* **Your objective**:
Look through the records that follow. Copy every line containing the word "trouble".

▼▼▼

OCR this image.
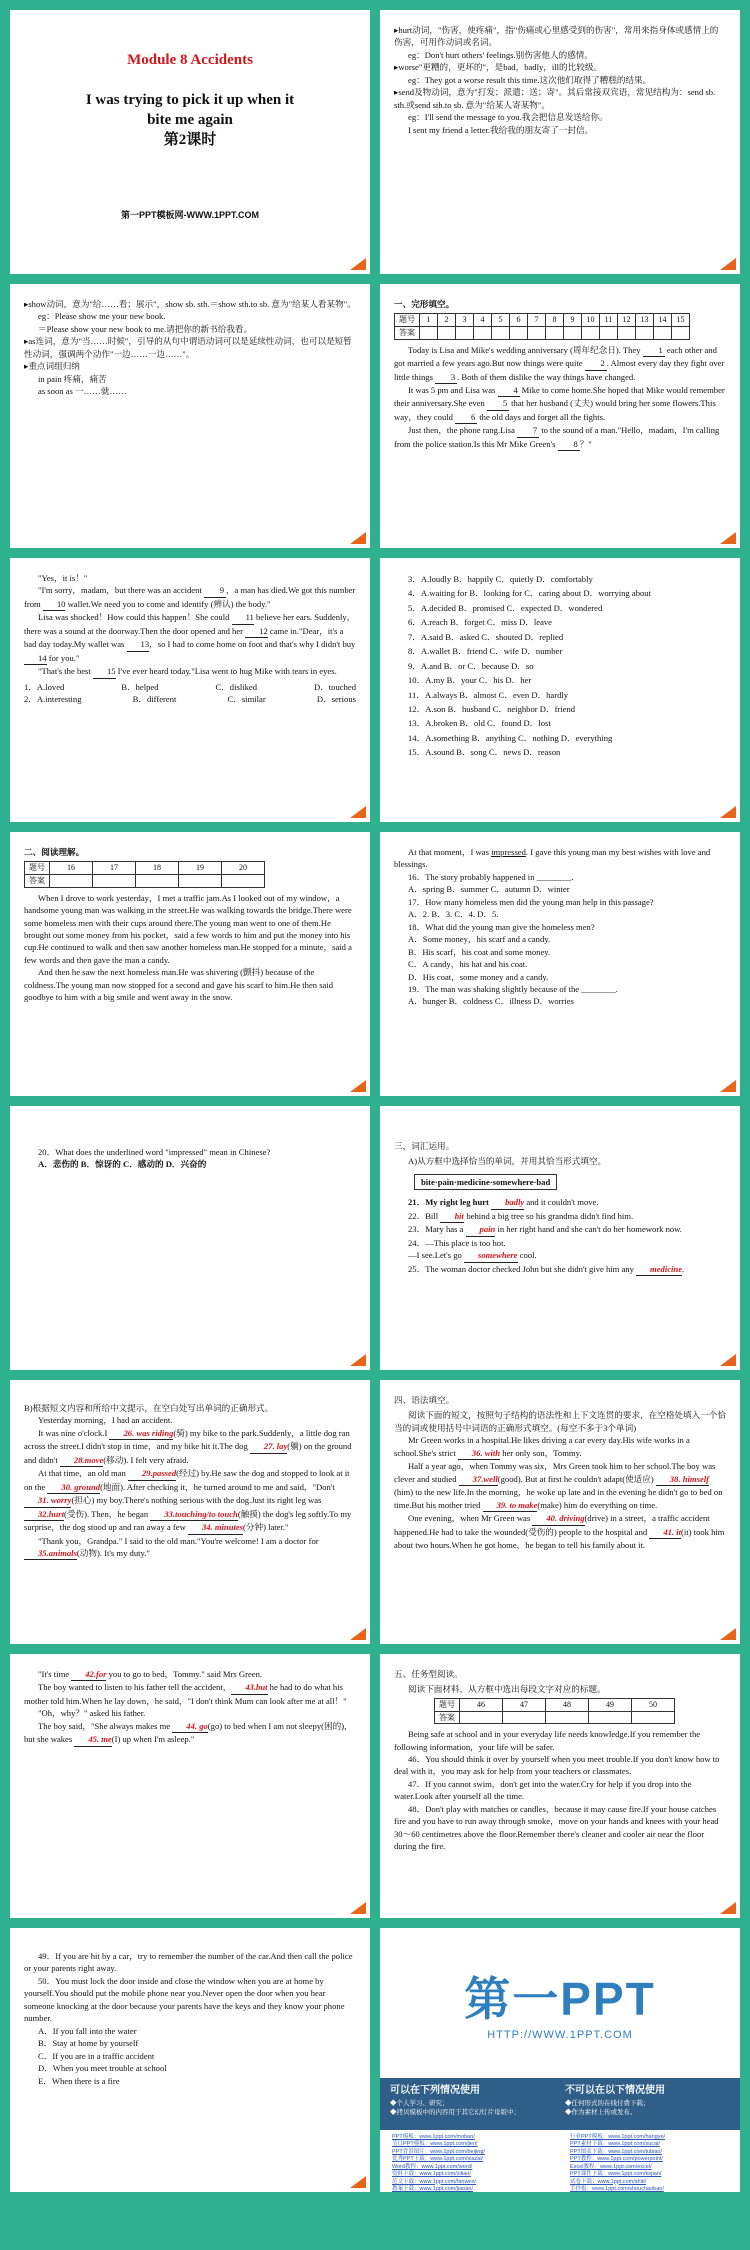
Module 8 Accidents
I was trying to pick it up when it
bite me again
第2课时
第一PPT模板网-WWW.1PPT.COM

▸hurt动词，"伤害，使疼痛"，指"伤痛或心里感受到的伤害"，常用来指身体或感情上的伤害，可用作动词或名词。

eg：Don't hurt others' feelings.别伤害他人的感情。

▸worse"更糟的，更坏的"，是bad，badly，ill的比较级。

eg：They got a worse result this time.这次他们取得了糟糕的结果。

▸send及物动词，意为"打发；派遣；送；寄"。其后常接双宾语，常见结构为：send sb. sth.或send sth.to sb. 意为"给某人寄某物"。

eg：I'll send the message to you.我会把信息发送给你。

I sent my friend a letter.我给我的朋友寄了一封信。

▸show动词，意为"给……看；展示"，show sb. sth.＝show sth.to sb. 意为"给某人看某物"。

eg：Please show me your new book.

＝Please show your new book to me.请把你的新书给我看。

▸as连词，意为"当……时候"，引导的从句中谓语动词可以是延续性动词，也可以是短暂性动词，强调两个动作"一边……一边……"。

▸重点词组归纳

in pain 疼痛，痛苦

as soon as 一……就……

一、完形填空。

题号	1	2	3	4	5	6	7	8	9	10	11	12	13	14	15
答案															

Today is Lisa and Mike's wedding anniversary (周年纪念日). They 1 each other and got married a few years ago.But now things were quite 2 . Almost every day they fight over little things 3 . Both of them dislike the way things have changed.

It was 5 pm and Lisa was 4 Mike to come home.She hoped that Mike would remember their anniversary.She even 5 that her husband (丈夫) would bring her some flowers.This way，they could 6 the old days and forget all the fights.

Just then，the phone rang.Lisa 7 to the sound of a man."Hello，madam，I'm calling from the police station.Is this Mr Mike Green's 8 ？"

"Yes，it is！"

"I'm sorry，madam，but there was an accident 9 ，a man has died.We got this number from 10 wallet.We need you to come and identify (辨认) the body."

Lisa was shocked！How could this happen！She could 11 believe her ears. Suddenly，there was a sound at the doorway.Then the door opened and her 12 came in."Dear，it's a bad day today.My wallet was 13，so I had to come home on foot and that's why I didn't buy 14 for you."

"That's the best 15 I've ever heard today."Lisa went to hug Mike with tears in eyes.

1．A.loved	B．helped	C．disliked	D．touched
2．A.interesting	B．different	C．similar	D．serious

3．A.loudly B．happily C．quietly D．comfortably

4．A.waiting for B．looking for C．caring about D．worrying about

5．A.decided B．promised C．expected D．wondered

6．A.reach B．forget C．miss D．leave

7．A.said B．asked C．shouted D．replied

8．A.wallet B．friend C．wife D．number

9．A.and B．or C．because D．so

10．A.my B．your C．his D．her

11．A.always B．almost C．even D．hardly

12．A.son B．husband C．neighbor D．friend

13．A.broken B．old C．found D．lost

14．A.something B．anything C．nothing D．everything

15．A.sound B．song C．news D．reason

二、阅读理解。

题号	16	17	18	19	20
答案					

When I drove to work yesterday，I met a traffic jam.As I looked out of my window，a handsome young man was walking in the street.He was walking towards the bridge.There were some homeless men with their cups around there.The young man went to one of them.He brought out some money from his pocket，said a few words to him and put the money into his cup.He continued to walk and then saw another homeless man.He stopped for a minute，said a few words and then gave the man a candy.

And then he saw the next homeless man.He was shivering (颤抖) because of the coldness.The young man now stopped for a second and gave his scarf to him.He then said goodbye to him with a big smile and went away in the snow.

At that moment，I was impressed. I gave this young man my best wishes with love and blessings.

16．The story probably happened in ________．

A．spring B．summer C．autumn D．winter

17．How many homeless men did the young man help in this passage?

A．2. B．3. C．4. D．5.

18．What did the young man give the homeless men?

A．Some money，his scarf and a candy.

B．His scarf，his coat and some money.

C．A candy，his hat and his coat.

D．His coat，some money and a candy.

19．The man was shaking slightly because of the ________.

A．hunger B．coldness C．illness D．worries

20．What does the underlined word "impressed" mean in Chinese?

A．悲伤的 B．惊讶的 C．感动的 D．兴奋的

三，词汇运用。

A)从方框中选择恰当的单词，并用其恰当形式填空。

bite·pain·medicine·somewhere·bad

21．My right leg hurt badly and it couldn't move.

22．Bill bit behind a big tree so his grandma didn't find him.

23．Mary has a pain in her right hand and she can't do her homework now.

24．—This place is too hot.

—I see.Let's go somewhere cool.

25．The woman doctor checked John but she didn't give him any medicine.

B)根据短文内容和所给中文提示，在空白处写出单词的正确形式。

Yesterday morning，I had an accident.

It was nine o'clock.I 26. was riding(骑) my bike to the park.Suddenly，a little dog ran across the street.I didn't stop in time，and my bike hit it.The dog 27. lay(躺) on the ground and didn't 28.move(移动). I felt very afraid.

At that time，an old man 29.passed(经过) by.He saw the dog and stopped to look at it on the 30. ground(地面). After checking it，he turned around to me and said，"Don't 31. worry(担心) my boy.There's nothing serious with the dog.Just its right leg was 32.hurt(受伤). Then，he began 33.touching/to touch(触摸) the dog's leg softly.To my surprise，the dog stood up and ran away a few 34. minutes(分钟) later."

"Thank you，Grandpa." I said to the old man."You're welcome! I am a doctor for 35.animals(动物). It's my duty."

四、语法填空。

阅读下面的短文，按照句子结构的语法性和上下文连贯的要求，在空格处填入一个恰当的词或使用括号中词语的正确形式填空。(每空不多于3个单词)

Mr Green works in a hospital.He likes driving a car every day.His wife works in a school.She's strict 36. with her only son，Tommy.

Half a year ago，when Tommy was six，Mrs Green took him to her school.The boy was clever and studied 37.well(good). But at first he couldn't adapt(使适应) 38. himself(him) to the new life.In the morning，he woke up late and in the evening he didn't go to bed on time.But his mother tried 39. to make(make) him do everything on time.

One evening，when Mr Green was 40. driving(drive) in a street，a traffic accident happened.He had to take the wounded(受伤的) people to the hospital and 41. it(it) took him about two hours.When he got home，he began to tell his family about it.

"It's time 42.for you to go to bed，Tommy." said Mrs Green.

The boy wanted to listen to his father tell the accident， 43.but he had to do what his mother told him.When he lay down，he said，"I don't think Mum can look after me at all！"

"Oh，why？" asked his father.

The boy said，"She always makes me 44. go(go) to bed when I am not sleepy(困的)，but she wakes 45. me(I) up when I'm asleep."

五、任务型阅读。

阅读下面材料，从方框中选出每段文字对应的标题。

题号	46	47	48	49	50
答案					

Being safe at school and in your everyday life needs knowledge.If you remember the following information，your life will be safer.

46．You should think it over by yourself when you meet trouble.If you don't know how to deal with it，you may ask for help from your teachers or classmates.

47．If you cannot swim，don't get into the water.Cry for help if you drop into the water.Look after yourself all the time.

48．Don't play with matches or candles，because it may cause fire.If your house catches fire and you have to run away through smoke，move on your hands and knees with your head 30～60 centimetres above the floor.Remember there's cleaner and cooler air near the floor during the fire.

49．If you are hit by a car，try to remember the number of the car.And then call the police or your parents right away.

50．You must lock the door inside and close the window when you are at home by yourself.You should put the mobile phone near you.Never open the door when you hear someone knocking at the door because your parents have the keys and they know your phone number.

A．If you fall into the water

B．Stay at home by yourself

C．If you are in a traffic accident

D．When you meet trouble at school

E．When there is a fire

第一PPT
HTTP://WWW.1PPT.COM
可以在下列情况使用
◆个人学习、研究；
◆拷贝模板中的内容用于其它幻灯片母版中；
不可以在以下情况使用
◆任何形式的在线付费下载；
◆作为素材上传或发布。
PPT模板：www.1ppt.com/moban/
节日PPT模板：www.1ppt.com/jieri/
PPT背景图片：www.1ppt.com/beijing/
优秀PPT下载：www.1ppt.com/xiazai/
Word教程：www.1ppt.com/word/
资料下载：www.1ppt.com/ziliao/
范文下载：www.1ppt.com/fanwen/
教案下载：www.1ppt.com/jiaoan/
行业PPT模板：www.1ppt.com/hangye/
PPT素材下载：www.1ppt.com/sucai/
PPT图表下载：www.1ppt.com/tubiao/
PPT教程：www.1ppt.com/powerpoint/
Excel教程：www.1ppt.com/excel/
PPT课件下载：www.1ppt.com/kejian/
试卷下载：www.1ppt.com/shiti/
手抄报：www.1ppt.com/shouchaobao/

▲▲▲

* **Complete output**:
46．You should think it over by yourself when you meet trouble.If you don't know how to deal with it，you may ask for help from your teachers or classmates.
D．When you meet trouble at school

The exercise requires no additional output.